- SOBRE EL EJERCICIO -
Reproduce íntegramente y sin ninguna modificación el texto sobre la película En construcción.

- FRAGMENTO EXTRAÍDO -
En construcción (José Luis Guerín, 2001)

Por F. Javier Pulido

En construcción es, en esencia, una mirada de más dos horas y múltiples ángulos (incluidos los muertos) a la construcción  de un edificio en una de las zonas más emblemáticas de Barcelona, El Raval; también es la historia de la crisis del microcosmos urbanita cuya vida se ve afectada de una u otra manera por el cambio de fisonomía del entorno. En construcción se concibió en el marco del Master de Documental de Creación de la Universidad Pompeu Fabra. José Luis Guerín contó con la ayuda de los propios alumnos del Master para, durante tres años, filmar horas y horas de material.

Como tantas otras películas de José Luis Guerín, En construcción pretende trasladar a lenguaje fílmico los efectos devastadores del paso del tiempo, aquí representado por la mirada de desconcierto de los ancianos que ven como se desmorona sin remisión el universo que conocían y podían entender, y el descubrimiento de unos restos arqueológicos en la zona de construcción en una secuencia que enfrenta la melancólica y serena mirada al pasado con un presente tan incierto que más vale no estar pensando en el futuro.

- DATOS PROPORCIONADOS -
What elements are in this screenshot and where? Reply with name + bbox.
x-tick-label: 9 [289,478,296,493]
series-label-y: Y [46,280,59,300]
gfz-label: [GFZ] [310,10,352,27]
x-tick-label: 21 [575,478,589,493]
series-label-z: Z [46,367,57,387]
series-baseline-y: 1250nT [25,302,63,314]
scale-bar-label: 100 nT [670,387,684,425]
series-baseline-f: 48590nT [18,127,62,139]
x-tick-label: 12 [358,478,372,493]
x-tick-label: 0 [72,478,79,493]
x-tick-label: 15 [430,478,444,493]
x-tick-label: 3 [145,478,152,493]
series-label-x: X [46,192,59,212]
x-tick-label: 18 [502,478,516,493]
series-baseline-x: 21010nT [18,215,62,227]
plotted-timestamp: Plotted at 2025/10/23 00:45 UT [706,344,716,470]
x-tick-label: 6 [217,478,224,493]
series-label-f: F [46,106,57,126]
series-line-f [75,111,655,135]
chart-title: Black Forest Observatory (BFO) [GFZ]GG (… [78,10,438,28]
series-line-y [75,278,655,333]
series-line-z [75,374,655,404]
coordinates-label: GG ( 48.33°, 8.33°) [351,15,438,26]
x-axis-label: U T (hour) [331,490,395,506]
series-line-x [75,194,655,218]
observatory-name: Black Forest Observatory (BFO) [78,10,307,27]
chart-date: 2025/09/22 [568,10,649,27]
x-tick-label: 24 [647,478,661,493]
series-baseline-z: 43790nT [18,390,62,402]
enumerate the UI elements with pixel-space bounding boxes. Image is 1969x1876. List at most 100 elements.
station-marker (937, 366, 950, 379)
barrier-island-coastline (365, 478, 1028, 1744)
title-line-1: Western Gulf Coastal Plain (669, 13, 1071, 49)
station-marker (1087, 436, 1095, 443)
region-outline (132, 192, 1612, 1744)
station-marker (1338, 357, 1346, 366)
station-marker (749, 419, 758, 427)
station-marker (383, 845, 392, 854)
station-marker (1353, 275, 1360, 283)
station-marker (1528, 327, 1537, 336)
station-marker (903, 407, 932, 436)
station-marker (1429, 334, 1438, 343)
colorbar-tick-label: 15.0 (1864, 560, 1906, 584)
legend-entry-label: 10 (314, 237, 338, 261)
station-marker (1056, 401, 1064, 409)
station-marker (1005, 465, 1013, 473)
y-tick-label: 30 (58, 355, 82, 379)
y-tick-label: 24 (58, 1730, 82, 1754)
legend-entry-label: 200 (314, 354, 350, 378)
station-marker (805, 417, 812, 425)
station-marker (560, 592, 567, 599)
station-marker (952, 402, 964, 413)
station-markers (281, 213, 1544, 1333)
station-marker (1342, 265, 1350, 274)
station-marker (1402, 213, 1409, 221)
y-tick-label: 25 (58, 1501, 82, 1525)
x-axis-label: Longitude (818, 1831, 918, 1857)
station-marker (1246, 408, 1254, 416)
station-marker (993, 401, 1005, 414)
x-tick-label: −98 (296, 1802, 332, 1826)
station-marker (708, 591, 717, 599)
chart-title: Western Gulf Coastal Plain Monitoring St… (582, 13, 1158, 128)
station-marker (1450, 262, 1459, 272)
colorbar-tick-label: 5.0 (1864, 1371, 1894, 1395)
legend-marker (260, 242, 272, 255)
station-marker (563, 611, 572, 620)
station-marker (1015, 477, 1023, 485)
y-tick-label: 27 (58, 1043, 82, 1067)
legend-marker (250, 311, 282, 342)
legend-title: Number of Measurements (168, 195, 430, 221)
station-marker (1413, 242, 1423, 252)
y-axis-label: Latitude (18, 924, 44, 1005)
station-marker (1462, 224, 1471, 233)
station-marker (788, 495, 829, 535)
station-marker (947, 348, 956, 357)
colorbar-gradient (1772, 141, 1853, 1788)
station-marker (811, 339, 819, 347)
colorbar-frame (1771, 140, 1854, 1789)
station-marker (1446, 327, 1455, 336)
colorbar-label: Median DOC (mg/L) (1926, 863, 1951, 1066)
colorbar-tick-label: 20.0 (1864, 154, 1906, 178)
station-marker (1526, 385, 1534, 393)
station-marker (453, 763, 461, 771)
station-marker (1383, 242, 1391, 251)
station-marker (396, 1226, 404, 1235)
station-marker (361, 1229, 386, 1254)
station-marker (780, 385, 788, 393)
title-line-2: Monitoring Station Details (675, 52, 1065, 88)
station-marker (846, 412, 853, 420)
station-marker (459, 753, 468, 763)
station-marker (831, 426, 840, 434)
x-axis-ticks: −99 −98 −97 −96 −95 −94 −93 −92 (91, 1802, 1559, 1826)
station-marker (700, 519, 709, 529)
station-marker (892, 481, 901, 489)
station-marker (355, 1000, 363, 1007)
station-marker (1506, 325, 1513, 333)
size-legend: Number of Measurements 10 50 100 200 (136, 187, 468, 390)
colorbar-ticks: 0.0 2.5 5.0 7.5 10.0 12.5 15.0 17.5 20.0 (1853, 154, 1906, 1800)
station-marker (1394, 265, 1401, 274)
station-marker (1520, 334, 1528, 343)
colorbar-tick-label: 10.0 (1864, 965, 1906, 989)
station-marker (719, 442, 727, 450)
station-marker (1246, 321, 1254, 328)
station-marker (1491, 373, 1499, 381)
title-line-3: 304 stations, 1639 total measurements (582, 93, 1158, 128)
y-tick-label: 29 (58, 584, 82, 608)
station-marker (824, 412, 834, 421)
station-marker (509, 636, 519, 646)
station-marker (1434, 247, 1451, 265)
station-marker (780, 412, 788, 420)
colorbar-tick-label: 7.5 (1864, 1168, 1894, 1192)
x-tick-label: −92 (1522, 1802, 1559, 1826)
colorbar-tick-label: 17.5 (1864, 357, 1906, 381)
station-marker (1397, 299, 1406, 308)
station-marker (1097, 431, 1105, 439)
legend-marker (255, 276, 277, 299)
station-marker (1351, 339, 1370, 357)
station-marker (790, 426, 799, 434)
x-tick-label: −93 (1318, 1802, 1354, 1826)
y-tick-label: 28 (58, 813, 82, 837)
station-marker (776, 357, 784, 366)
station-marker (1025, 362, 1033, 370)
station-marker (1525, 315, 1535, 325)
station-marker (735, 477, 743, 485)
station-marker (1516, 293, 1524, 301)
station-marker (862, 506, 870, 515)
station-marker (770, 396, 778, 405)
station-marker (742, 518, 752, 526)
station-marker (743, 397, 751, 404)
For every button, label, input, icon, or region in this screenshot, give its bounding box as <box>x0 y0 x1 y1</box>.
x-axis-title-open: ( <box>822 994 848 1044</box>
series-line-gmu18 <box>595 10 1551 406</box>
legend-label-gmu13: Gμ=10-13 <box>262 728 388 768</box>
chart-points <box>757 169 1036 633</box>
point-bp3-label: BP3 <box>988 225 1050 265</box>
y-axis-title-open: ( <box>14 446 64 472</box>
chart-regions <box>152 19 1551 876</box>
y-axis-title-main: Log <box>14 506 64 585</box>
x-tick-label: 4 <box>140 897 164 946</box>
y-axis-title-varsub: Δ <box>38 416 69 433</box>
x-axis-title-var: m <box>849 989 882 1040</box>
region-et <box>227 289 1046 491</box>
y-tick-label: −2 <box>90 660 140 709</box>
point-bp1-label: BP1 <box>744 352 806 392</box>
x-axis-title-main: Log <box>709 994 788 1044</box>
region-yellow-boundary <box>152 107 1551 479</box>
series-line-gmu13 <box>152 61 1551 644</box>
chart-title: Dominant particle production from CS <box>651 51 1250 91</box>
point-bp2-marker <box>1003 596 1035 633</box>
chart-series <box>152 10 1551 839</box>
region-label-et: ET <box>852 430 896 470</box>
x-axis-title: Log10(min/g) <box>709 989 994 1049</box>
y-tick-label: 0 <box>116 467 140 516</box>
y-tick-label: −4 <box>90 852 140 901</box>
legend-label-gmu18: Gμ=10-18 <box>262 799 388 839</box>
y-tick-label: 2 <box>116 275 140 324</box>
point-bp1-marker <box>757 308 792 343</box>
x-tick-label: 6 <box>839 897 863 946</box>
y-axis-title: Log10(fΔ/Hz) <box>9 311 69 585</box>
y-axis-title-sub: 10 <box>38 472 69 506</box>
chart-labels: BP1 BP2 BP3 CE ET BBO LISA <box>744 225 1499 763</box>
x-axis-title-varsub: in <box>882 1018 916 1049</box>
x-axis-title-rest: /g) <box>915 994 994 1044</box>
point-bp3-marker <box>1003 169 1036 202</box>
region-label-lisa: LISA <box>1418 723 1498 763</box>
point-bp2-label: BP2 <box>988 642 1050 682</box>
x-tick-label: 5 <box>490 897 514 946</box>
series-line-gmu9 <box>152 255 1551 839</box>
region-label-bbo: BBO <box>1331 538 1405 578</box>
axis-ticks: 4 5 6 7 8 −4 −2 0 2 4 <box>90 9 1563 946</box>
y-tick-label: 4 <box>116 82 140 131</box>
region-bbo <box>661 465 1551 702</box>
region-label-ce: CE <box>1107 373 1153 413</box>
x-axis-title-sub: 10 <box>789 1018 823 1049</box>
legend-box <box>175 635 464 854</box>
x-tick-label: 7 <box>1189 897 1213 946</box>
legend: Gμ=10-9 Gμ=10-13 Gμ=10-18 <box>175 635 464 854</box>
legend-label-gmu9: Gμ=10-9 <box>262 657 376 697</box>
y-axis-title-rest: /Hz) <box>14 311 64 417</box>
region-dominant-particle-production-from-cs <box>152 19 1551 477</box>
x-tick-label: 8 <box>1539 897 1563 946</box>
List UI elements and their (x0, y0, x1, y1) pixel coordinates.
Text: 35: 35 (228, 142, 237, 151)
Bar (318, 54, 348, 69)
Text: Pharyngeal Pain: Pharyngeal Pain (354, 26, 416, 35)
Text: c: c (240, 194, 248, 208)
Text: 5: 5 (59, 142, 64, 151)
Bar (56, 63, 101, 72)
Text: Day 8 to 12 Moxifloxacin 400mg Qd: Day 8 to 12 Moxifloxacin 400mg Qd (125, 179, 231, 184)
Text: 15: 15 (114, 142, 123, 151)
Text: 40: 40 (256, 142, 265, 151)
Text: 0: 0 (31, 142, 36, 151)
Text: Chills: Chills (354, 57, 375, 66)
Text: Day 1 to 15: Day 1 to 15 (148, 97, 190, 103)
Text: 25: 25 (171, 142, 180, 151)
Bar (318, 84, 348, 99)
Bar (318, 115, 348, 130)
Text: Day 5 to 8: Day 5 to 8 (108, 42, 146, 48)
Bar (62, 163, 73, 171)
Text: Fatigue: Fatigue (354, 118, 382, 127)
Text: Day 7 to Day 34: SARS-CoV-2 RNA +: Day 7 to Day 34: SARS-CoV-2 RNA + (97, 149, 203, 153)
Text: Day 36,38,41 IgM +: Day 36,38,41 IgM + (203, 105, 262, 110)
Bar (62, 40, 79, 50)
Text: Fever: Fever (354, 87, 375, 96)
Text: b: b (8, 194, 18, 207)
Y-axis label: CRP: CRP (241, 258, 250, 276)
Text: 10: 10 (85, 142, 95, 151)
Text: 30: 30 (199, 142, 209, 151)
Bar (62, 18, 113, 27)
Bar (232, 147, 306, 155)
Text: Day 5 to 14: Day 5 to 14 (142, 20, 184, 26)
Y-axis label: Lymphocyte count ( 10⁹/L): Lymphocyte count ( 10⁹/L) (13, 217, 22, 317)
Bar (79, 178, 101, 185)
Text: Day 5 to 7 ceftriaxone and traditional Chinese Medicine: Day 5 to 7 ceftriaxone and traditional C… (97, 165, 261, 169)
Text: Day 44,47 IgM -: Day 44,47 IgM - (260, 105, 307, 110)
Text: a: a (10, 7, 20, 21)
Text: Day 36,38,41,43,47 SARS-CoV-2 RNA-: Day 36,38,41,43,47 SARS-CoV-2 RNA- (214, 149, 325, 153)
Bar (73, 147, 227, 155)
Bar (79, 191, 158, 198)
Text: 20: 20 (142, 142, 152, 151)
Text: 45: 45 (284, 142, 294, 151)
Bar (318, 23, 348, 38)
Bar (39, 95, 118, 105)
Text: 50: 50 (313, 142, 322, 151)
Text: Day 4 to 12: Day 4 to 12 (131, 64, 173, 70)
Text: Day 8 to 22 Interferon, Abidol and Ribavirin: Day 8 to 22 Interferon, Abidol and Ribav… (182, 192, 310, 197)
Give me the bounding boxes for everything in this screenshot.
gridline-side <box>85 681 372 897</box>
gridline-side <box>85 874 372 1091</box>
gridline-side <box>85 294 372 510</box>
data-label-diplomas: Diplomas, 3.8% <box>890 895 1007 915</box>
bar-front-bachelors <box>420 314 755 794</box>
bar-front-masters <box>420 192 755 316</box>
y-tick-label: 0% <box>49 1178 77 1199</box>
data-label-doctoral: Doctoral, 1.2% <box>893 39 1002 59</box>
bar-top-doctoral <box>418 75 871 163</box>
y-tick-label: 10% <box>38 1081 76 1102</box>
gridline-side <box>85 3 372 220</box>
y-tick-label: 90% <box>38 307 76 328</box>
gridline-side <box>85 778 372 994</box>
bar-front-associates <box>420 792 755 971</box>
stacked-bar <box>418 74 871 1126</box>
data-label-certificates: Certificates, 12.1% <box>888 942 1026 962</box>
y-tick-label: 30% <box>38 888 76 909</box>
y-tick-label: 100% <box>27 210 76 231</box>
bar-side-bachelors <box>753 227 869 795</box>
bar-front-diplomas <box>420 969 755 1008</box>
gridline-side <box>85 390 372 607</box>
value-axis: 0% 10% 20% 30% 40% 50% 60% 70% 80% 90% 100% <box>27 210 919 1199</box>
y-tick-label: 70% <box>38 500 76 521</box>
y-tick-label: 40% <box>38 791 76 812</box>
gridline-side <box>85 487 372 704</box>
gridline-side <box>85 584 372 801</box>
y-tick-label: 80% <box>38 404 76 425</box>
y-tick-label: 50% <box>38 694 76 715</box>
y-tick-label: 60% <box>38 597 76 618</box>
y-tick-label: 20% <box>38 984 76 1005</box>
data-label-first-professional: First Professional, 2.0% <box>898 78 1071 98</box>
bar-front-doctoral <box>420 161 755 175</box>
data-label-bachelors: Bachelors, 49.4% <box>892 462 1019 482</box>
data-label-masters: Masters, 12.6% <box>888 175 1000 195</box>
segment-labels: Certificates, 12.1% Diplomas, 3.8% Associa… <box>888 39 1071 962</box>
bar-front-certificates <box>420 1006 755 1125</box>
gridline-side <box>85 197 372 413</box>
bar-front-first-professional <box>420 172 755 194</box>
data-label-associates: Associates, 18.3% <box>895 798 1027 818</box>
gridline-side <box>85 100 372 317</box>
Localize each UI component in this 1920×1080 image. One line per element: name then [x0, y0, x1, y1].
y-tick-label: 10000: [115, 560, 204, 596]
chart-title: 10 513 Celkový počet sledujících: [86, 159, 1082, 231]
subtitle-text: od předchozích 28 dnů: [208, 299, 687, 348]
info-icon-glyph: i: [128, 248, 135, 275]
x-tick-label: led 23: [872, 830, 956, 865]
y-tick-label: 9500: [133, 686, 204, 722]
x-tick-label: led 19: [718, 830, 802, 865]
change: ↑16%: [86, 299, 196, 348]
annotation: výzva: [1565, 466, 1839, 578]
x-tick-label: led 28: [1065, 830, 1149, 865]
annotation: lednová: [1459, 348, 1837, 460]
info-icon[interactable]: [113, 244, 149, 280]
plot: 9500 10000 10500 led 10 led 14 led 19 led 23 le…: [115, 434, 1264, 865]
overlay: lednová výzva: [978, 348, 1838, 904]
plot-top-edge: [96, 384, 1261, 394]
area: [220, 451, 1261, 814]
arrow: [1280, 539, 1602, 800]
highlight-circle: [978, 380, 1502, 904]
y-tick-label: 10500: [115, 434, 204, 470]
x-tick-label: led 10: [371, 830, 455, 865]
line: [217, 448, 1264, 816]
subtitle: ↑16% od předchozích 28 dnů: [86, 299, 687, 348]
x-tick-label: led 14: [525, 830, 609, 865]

- RESULTADO DEL EJERCICIO -
En construcción (José Luis Guerín, 2001)

Por F. Javier Pulido

En construcción es, en esencia, una mirada de más dos horas y múltiples ángulos (incluidos los muertos) a la construcción  de un edificio en una de las zonas más emblemáticas de Barcelona, El Raval; también es la historia de la crisis del microcosmos urbanita cuya vida se ve afectada de una u otra manera por el cambio de fisonomía del entorno. En construcción se concibió en el marco del Master de Documental de Creación de la Universidad Pompeu Fabra. José Luis Guerín contó con la ayuda de los propios alumnos del Master para, durante tres años, filmar horas y horas de material.

Como tantas otras películas de José Luis Guerín, En construcción pretende trasladar a lenguaje fílmico los efectos devastadores del paso del tiempo, aquí representado por la mirada de desconcierto de los ancianos que ven como se desmorona sin remisión el universo que conocían y podían entender, y el descubrimiento de unos restos arqueológicos en la zona de construcción en una secuencia que enfrenta la melancólica y serena mirada al pasado con un presente tan incierto que más vale no estar pensando en el futuro.